▸ **Provided material**
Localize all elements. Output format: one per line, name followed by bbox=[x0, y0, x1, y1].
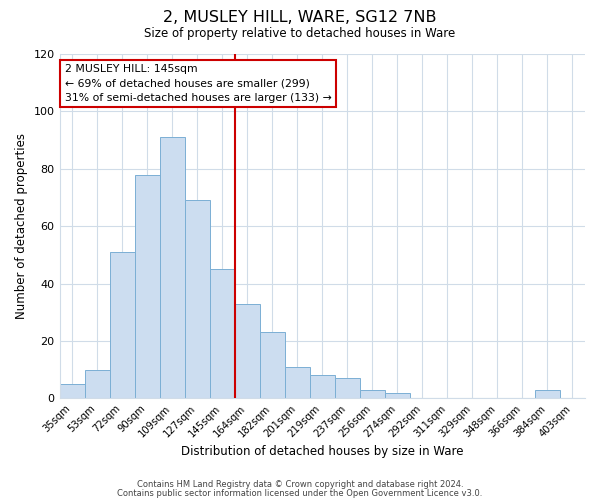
Bar bbox=[134, 174, 160, 398]
Text: Contains public sector information licensed under the Open Government Licence v3: Contains public sector information licen… bbox=[118, 488, 482, 498]
Bar bbox=[85, 370, 110, 398]
Bar bbox=[310, 376, 335, 398]
Text: Size of property relative to detached houses in Ware: Size of property relative to detached ho… bbox=[145, 28, 455, 40]
Bar bbox=[260, 332, 285, 398]
Bar bbox=[185, 200, 209, 398]
Bar bbox=[235, 304, 260, 398]
Bar bbox=[535, 390, 560, 398]
X-axis label: Distribution of detached houses by size in Ware: Distribution of detached houses by size … bbox=[181, 444, 464, 458]
Bar bbox=[209, 270, 235, 398]
Bar bbox=[110, 252, 134, 398]
Bar bbox=[160, 137, 185, 398]
Text: Contains HM Land Registry data © Crown copyright and database right 2024.: Contains HM Land Registry data © Crown c… bbox=[137, 480, 463, 489]
Bar bbox=[335, 378, 360, 398]
Text: 2, MUSLEY HILL, WARE, SG12 7NB: 2, MUSLEY HILL, WARE, SG12 7NB bbox=[163, 10, 437, 25]
Bar bbox=[59, 384, 85, 398]
Y-axis label: Number of detached properties: Number of detached properties bbox=[15, 133, 28, 319]
Bar bbox=[360, 390, 385, 398]
Bar bbox=[285, 367, 310, 398]
Bar bbox=[385, 392, 410, 398]
Text: 2 MUSLEY HILL: 145sqm
← 69% of detached houses are smaller (299)
31% of semi-det: 2 MUSLEY HILL: 145sqm ← 69% of detached … bbox=[65, 64, 332, 103]
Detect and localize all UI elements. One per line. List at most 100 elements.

▸ **What to do**
Turn the data above into a numbered list with one entry per line, skipping any blank lines. Leave the pictures out of your list.

▸ **Exercise result**
1. Localize all elements. Output format: one per line, name followed by bbox=[x0, y0, x1, y1].
2. Bar bbox=[134, 174, 160, 398]
3. Text: Contains public sector information licensed under the Open Government Licence v3: Contains public sector information licen… bbox=[118, 488, 482, 498]
4. Bar bbox=[85, 370, 110, 398]
5. Bar bbox=[310, 376, 335, 398]
6. Text: Size of property relative to detached houses in Ware: Size of property relative to detached ho… bbox=[145, 28, 455, 40]
7. Bar bbox=[260, 332, 285, 398]
8. Bar bbox=[185, 200, 209, 398]
9. Bar bbox=[235, 304, 260, 398]
10. Bar bbox=[535, 390, 560, 398]
11. X-axis label: Distribution of detached houses by size in Ware: Distribution of detached houses by size … bbox=[181, 444, 464, 458]
12. Bar bbox=[209, 270, 235, 398]
13. Bar bbox=[110, 252, 134, 398]
14. Bar bbox=[160, 137, 185, 398]
15. Text: Contains HM Land Registry data © Crown copyright and database right 2024.: Contains HM Land Registry data © Crown c… bbox=[137, 480, 463, 489]
16. Bar bbox=[335, 378, 360, 398]
17. Text: 2, MUSLEY HILL, WARE, SG12 7NB: 2, MUSLEY HILL, WARE, SG12 7NB bbox=[163, 10, 437, 25]
18. Bar bbox=[59, 384, 85, 398]
19. Y-axis label: Number of detached properties: Number of detached properties bbox=[15, 133, 28, 319]
20. Bar bbox=[360, 390, 385, 398]
21. Bar bbox=[285, 367, 310, 398]
22. Bar bbox=[385, 392, 410, 398]
23. Text: 2 MUSLEY HILL: 145sqm
24. ← 69% of detached houses are smaller (299)
25. 31% of semi-det: 2 MUSLEY HILL: 145sqm ← 69% of detached … bbox=[65, 64, 332, 103]
26. Detect and localize all UI elements. One per line. List at most 100 elements.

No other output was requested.